Each line holding the word "switch" counts once; give the total and nothing more.
————
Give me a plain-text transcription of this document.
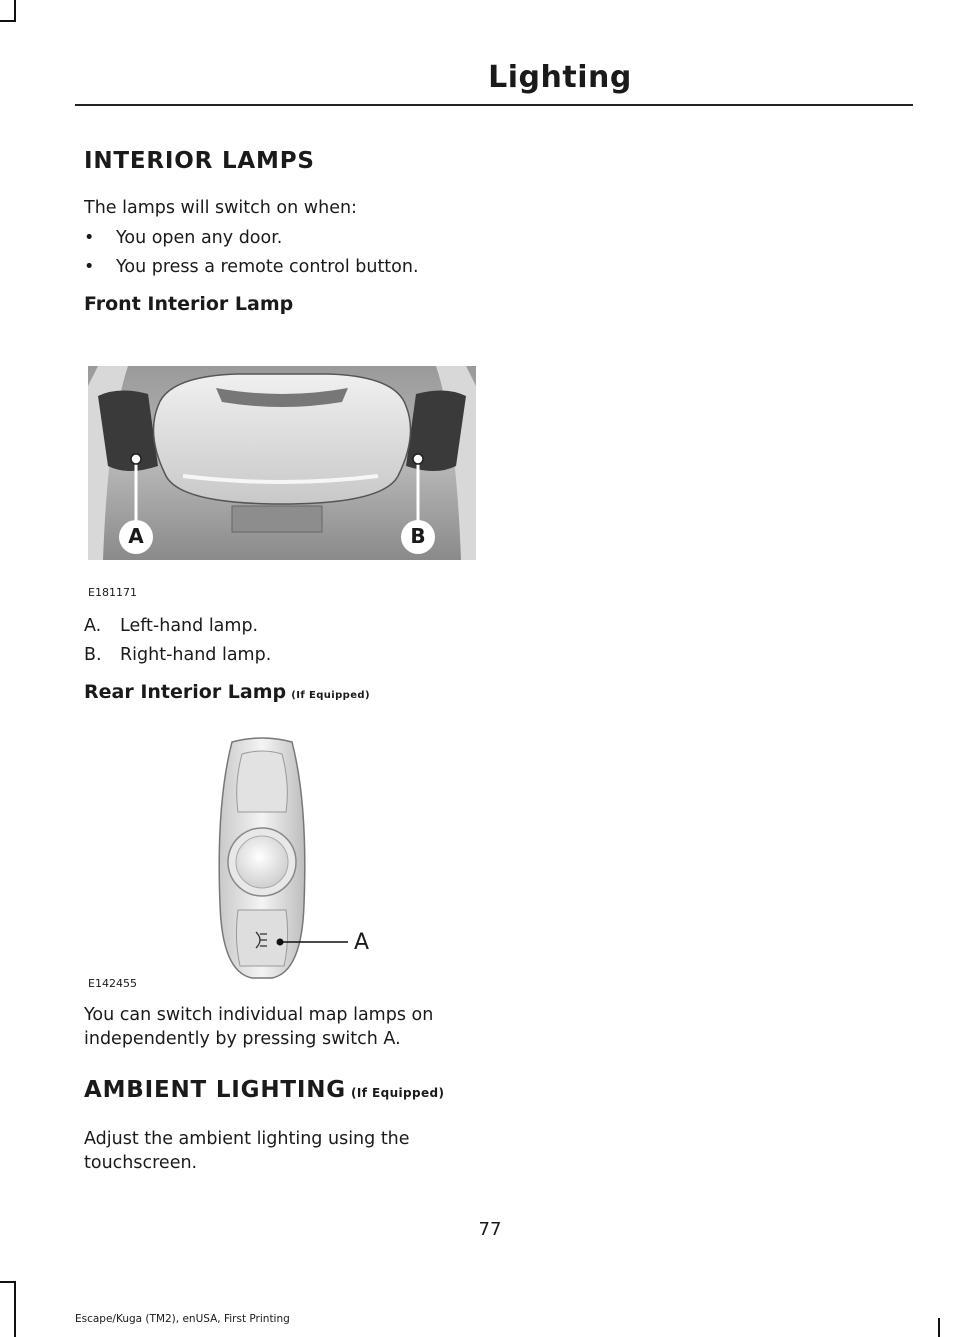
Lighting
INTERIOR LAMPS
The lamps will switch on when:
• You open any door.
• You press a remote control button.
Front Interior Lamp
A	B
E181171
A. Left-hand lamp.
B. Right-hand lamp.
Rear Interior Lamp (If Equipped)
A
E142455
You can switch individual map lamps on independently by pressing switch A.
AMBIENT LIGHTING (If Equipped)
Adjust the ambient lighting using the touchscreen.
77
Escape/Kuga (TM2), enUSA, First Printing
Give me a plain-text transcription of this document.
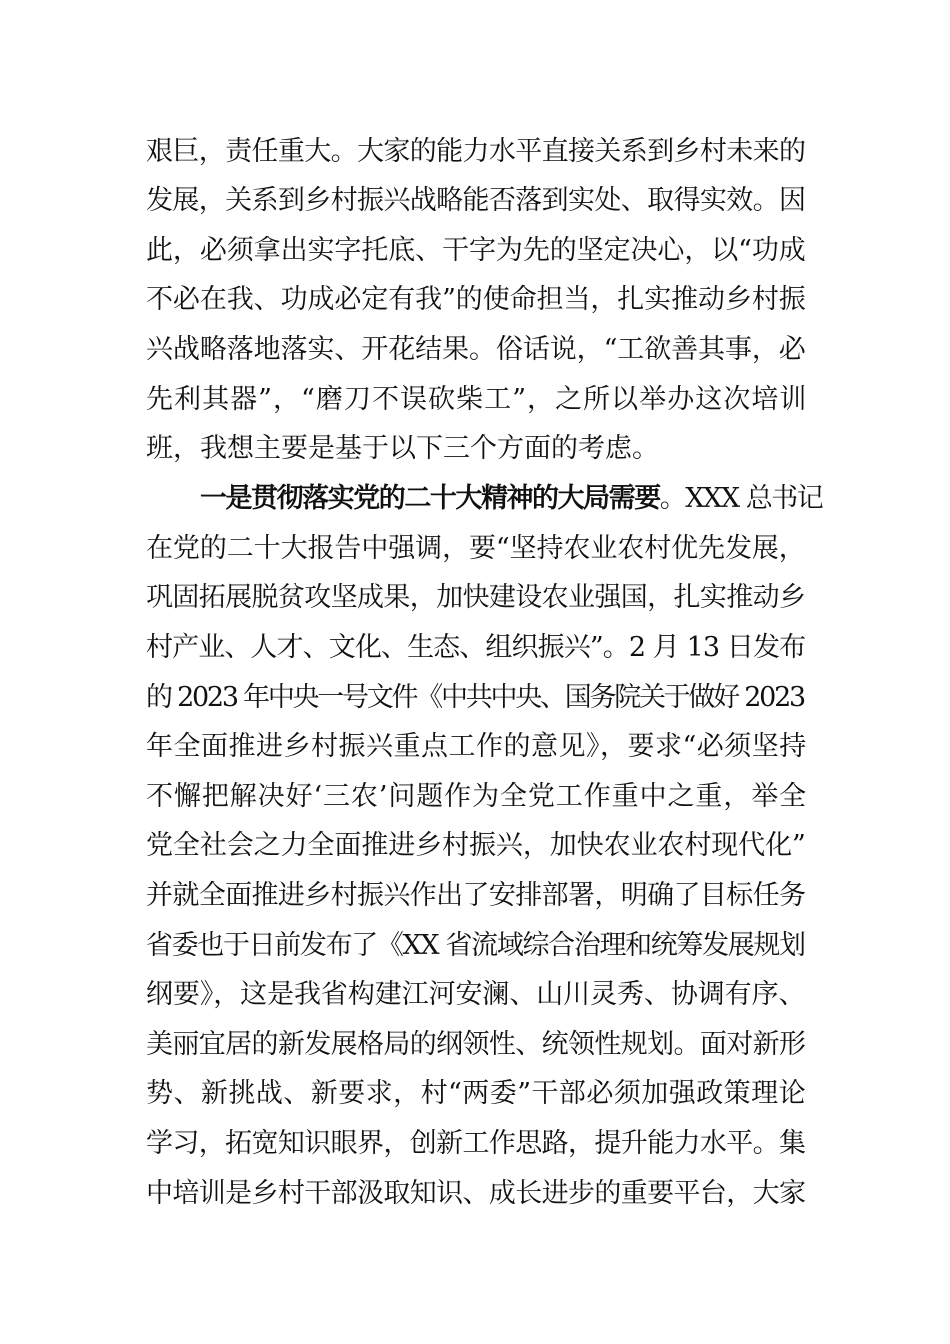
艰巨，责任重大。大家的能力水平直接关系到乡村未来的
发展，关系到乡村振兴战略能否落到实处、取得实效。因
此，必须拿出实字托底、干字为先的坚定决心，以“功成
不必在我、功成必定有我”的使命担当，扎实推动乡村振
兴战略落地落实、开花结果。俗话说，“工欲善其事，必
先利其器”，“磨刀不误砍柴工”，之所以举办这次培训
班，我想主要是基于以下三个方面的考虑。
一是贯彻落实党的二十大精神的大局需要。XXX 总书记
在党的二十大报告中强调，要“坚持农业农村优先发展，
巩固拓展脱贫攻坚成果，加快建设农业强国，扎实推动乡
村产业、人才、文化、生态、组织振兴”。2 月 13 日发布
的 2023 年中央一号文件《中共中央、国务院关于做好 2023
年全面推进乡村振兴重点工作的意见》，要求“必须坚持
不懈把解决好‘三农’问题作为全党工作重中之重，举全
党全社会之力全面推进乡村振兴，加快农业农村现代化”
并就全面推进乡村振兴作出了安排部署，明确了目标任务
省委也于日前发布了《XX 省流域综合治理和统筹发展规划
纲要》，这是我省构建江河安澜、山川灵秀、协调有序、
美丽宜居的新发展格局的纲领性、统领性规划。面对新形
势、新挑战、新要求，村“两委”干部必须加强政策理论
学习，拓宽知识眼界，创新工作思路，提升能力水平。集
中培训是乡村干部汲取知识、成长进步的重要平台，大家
————
■ **WRITTEN RESPONSE**
2